■ **Stated problem**:
Please retype the data in full and exactly; the pictures are not part of the copy.

■ **Entries shown**:
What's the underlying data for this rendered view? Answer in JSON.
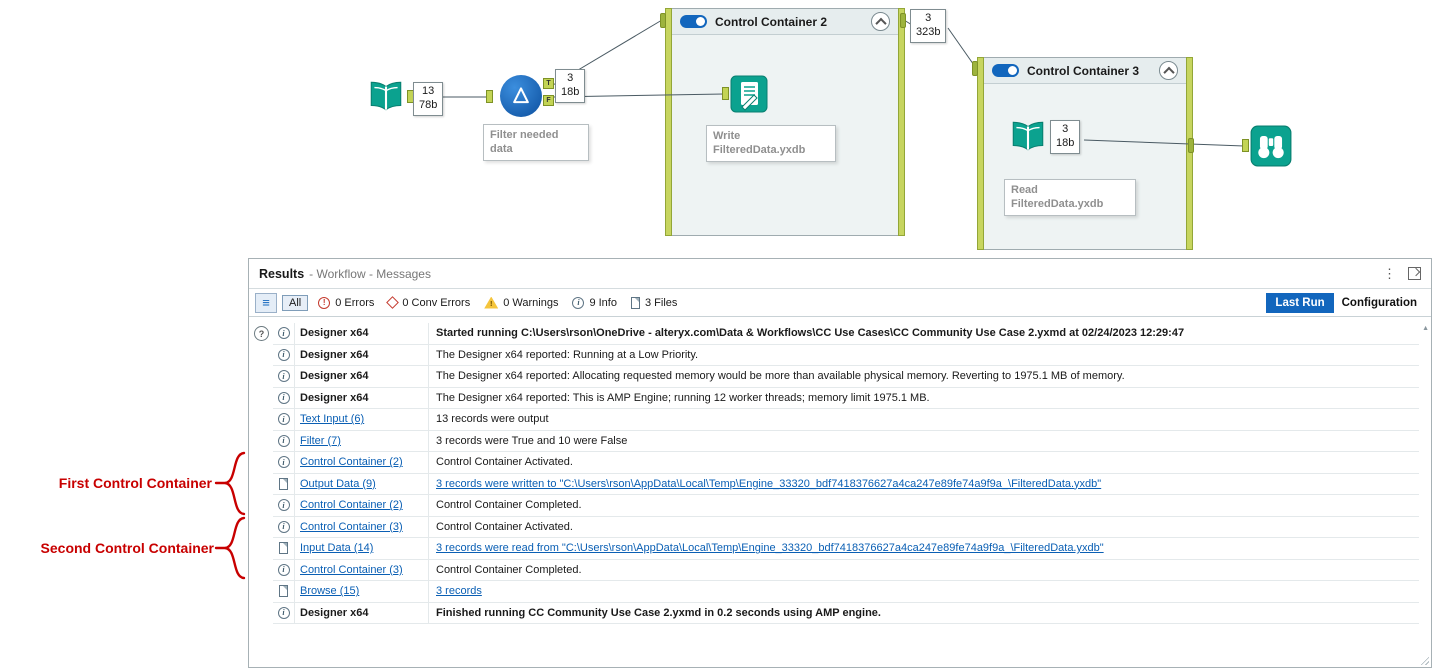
{
  "icons": {
    "kebab": "⋮",
    "list": "≡",
    "scroll_up": "▲",
    "help": "?"
  },
  "canvas": {
    "text_input_badge": {
      "l1": "13",
      "l2": "78b"
    },
    "filter": {
      "badge_l1": "3",
      "badge_l2": "18b",
      "annotation": "Filter needed\ndata",
      "port_true": "T",
      "port_false": "F"
    },
    "container2": {
      "title": "Control Container 2",
      "out_badge_l1": "3",
      "out_badge_l2": "323b"
    },
    "write_annotation": "Write\nFilteredData.yxdb",
    "container3": {
      "title": "Control Container 3"
    },
    "read_badge": {
      "l1": "3",
      "l2": "18b"
    },
    "read_annotation": "Read\nFilteredData.yxdb"
  },
  "results": {
    "title": "Results",
    "subtitle": "- Workflow - Messages",
    "toolbar": {
      "all_label": "All",
      "errors_label": "0 Errors",
      "conv_errors_label": "0 Conv Errors",
      "warnings_label": "0 Warnings",
      "info_label": "9 Info",
      "files_label": "3 Files",
      "last_run_label": "Last Run",
      "configuration_label": "Configuration"
    },
    "rows": [
      {
        "icon": "info",
        "tool": "Designer x64",
        "tool_style": "bold",
        "msg": "Started running C:\\Users\\rson\\OneDrive - alteryx.com\\Data & Workflows\\CC Use Cases\\CC Community Use Case 2.yxmd at 02/24/2023 12:29:47",
        "msg_style": "bold"
      },
      {
        "icon": "info",
        "tool": "Designer x64",
        "tool_style": "bold",
        "msg": "The Designer x64 reported: Running at a Low Priority.",
        "msg_style": "normal"
      },
      {
        "icon": "info",
        "tool": "Designer x64",
        "tool_style": "bold",
        "msg": "The Designer x64 reported: Allocating requested memory would be more than available physical memory. Reverting to 1975.1 MB of memory.",
        "msg_style": "normal"
      },
      {
        "icon": "info",
        "tool": "Designer x64",
        "tool_style": "bold",
        "msg": "The Designer x64 reported: This is AMP Engine; running 12 worker threads; memory limit 1975.1 MB.",
        "msg_style": "normal"
      },
      {
        "icon": "info",
        "tool": "Text Input (6)",
        "tool_style": "link",
        "msg": "13 records were output",
        "msg_style": "normal"
      },
      {
        "icon": "info",
        "tool": "Filter (7)",
        "tool_style": "link",
        "msg": "3 records were True and 10 were False",
        "msg_style": "normal"
      },
      {
        "icon": "info",
        "tool": "Control Container (2)",
        "tool_style": "link",
        "msg": "Control Container Activated.",
        "msg_style": "normal"
      },
      {
        "icon": "file",
        "tool": "Output Data (9)",
        "tool_style": "link",
        "msg": "3 records were written to \"C:\\Users\\rson\\AppData\\Local\\Temp\\Engine_33320_bdf7418376627a4ca247e89fe74a9f9a_\\FilteredData.yxdb\"",
        "msg_style": "link"
      },
      {
        "icon": "info",
        "tool": "Control Container (2)",
        "tool_style": "link",
        "msg": "Control Container Completed.",
        "msg_style": "normal"
      },
      {
        "icon": "info",
        "tool": "Control Container (3)",
        "tool_style": "link",
        "msg": "Control Container Activated.",
        "msg_style": "normal"
      },
      {
        "icon": "file",
        "tool": "Input Data (14)",
        "tool_style": "link",
        "msg": "3 records were read from \"C:\\Users\\rson\\AppData\\Local\\Temp\\Engine_33320_bdf7418376627a4ca247e89fe74a9f9a_\\FilteredData.yxdb\"",
        "msg_style": "link"
      },
      {
        "icon": "info",
        "tool": "Control Container (3)",
        "tool_style": "link",
        "msg": "Control Container Completed.",
        "msg_style": "normal"
      },
      {
        "icon": "file",
        "tool": "Browse (15)",
        "tool_style": "link",
        "msg": "3 records",
        "msg_style": "link"
      },
      {
        "icon": "info",
        "tool": "Designer x64",
        "tool_style": "bold",
        "msg": "Finished running CC Community Use Case 2.yxmd in 0.2 seconds using AMP engine.",
        "msg_style": "bold"
      }
    ]
  },
  "annotations": {
    "first_label": "First Control Container",
    "second_label": "Second Control Container",
    "color": "#c80000"
  },
  "colors": {
    "accent_teal": "#0ba28f",
    "link_blue": "#0a5fb4",
    "last_run_bg": "#1266bd"
  }
}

■ **Written response**:
What's the underlying data for this rendered view? Answer in JSON.
{
  "icons": {
    "kebab": "⋮",
    "list": "≡",
    "scroll_up": "▲",
    "help": "?"
  },
  "canvas": {
    "text_input_badge": {
      "l1": "13",
      "l2": "78b"
    },
    "filter": {
      "badge_l1": "3",
      "badge_l2": "18b",
      "annotation": "Filter needed\ndata",
      "port_true": "T",
      "port_false": "F"
    },
    "container2": {
      "title": "Control Container 2",
      "out_badge_l1": "3",
      "out_badge_l2": "323b"
    },
    "write_annotation": "Write\nFilteredData.yxdb",
    "container3": {
      "title": "Control Container 3"
    },
    "read_badge": {
      "l1": "3",
      "l2": "18b"
    },
    "read_annotation": "Read\nFilteredData.yxdb"
  },
  "results": {
    "title": "Results",
    "subtitle": "- Workflow - Messages",
    "toolbar": {
      "all_label": "All",
      "errors_label": "0 Errors",
      "conv_errors_label": "0 Conv Errors",
      "warnings_label": "0 Warnings",
      "info_label": "9 Info",
      "files_label": "3 Files",
      "last_run_label": "Last Run",
      "configuration_label": "Configuration"
    },
    "rows": [
      {
        "icon": "info",
        "tool": "Designer x64",
        "tool_style": "bold",
        "msg": "Started running C:\\Users\\rson\\OneDrive - alteryx.com\\Data & Workflows\\CC Use Cases\\CC Community Use Case 2.yxmd at 02/24/2023 12:29:47",
        "msg_style": "bold"
      },
      {
        "icon": "info",
        "tool": "Designer x64",
        "tool_style": "bold",
        "msg": "The Designer x64 reported: Running at a Low Priority.",
        "msg_style": "normal"
      },
      {
        "icon": "info",
        "tool": "Designer x64",
        "tool_style": "bold",
        "msg": "The Designer x64 reported: Allocating requested memory would be more than available physical memory. Reverting to 1975.1 MB of memory.",
        "msg_style": "normal"
      },
      {
        "icon": "info",
        "tool": "Designer x64",
        "tool_style": "bold",
        "msg": "The Designer x64 reported: This is AMP Engine; running 12 worker threads; memory limit 1975.1 MB.",
        "msg_style": "normal"
      },
      {
        "icon": "info",
        "tool": "Text Input (6)",
        "tool_style": "link",
        "msg": "13 records were output",
        "msg_style": "normal"
      },
      {
        "icon": "info",
        "tool": "Filter (7)",
        "tool_style": "link",
        "msg": "3 records were True and 10 were False",
        "msg_style": "normal"
      },
      {
        "icon": "info",
        "tool": "Control Container (2)",
        "tool_style": "link",
        "msg": "Control Container Activated.",
        "msg_style": "normal"
      },
      {
        "icon": "file",
        "tool": "Output Data (9)",
        "tool_style": "link",
        "msg": "3 records were written to \"C:\\Users\\rson\\AppData\\Local\\Temp\\Engine_33320_bdf7418376627a4ca247e89fe74a9f9a_\\FilteredData.yxdb\"",
        "msg_style": "link"
      },
      {
        "icon": "info",
        "tool": "Control Container (2)",
        "tool_style": "link",
        "msg": "Control Container Completed.",
        "msg_style": "normal"
      },
      {
        "icon": "info",
        "tool": "Control Container (3)",
        "tool_style": "link",
        "msg": "Control Container Activated.",
        "msg_style": "normal"
      },
      {
        "icon": "file",
        "tool": "Input Data (14)",
        "tool_style": "link",
        "msg": "3 records were read from \"C:\\Users\\rson\\AppData\\Local\\Temp\\Engine_33320_bdf7418376627a4ca247e89fe74a9f9a_\\FilteredData.yxdb\"",
        "msg_style": "link"
      },
      {
        "icon": "info",
        "tool": "Control Container (3)",
        "tool_style": "link",
        "msg": "Control Container Completed.",
        "msg_style": "normal"
      },
      {
        "icon": "file",
        "tool": "Browse (15)",
        "tool_style": "link",
        "msg": "3 records",
        "msg_style": "link"
      },
      {
        "icon": "info",
        "tool": "Designer x64",
        "tool_style": "bold",
        "msg": "Finished running CC Community Use Case 2.yxmd in 0.2 seconds using AMP engine.",
        "msg_style": "bold"
      }
    ]
  },
  "annotations": {
    "first_label": "First Control Container",
    "second_label": "Second Control Container",
    "color": "#c80000"
  },
  "colors": {
    "accent_teal": "#0ba28f",
    "link_blue": "#0a5fb4",
    "last_run_bg": "#1266bd"
  }
}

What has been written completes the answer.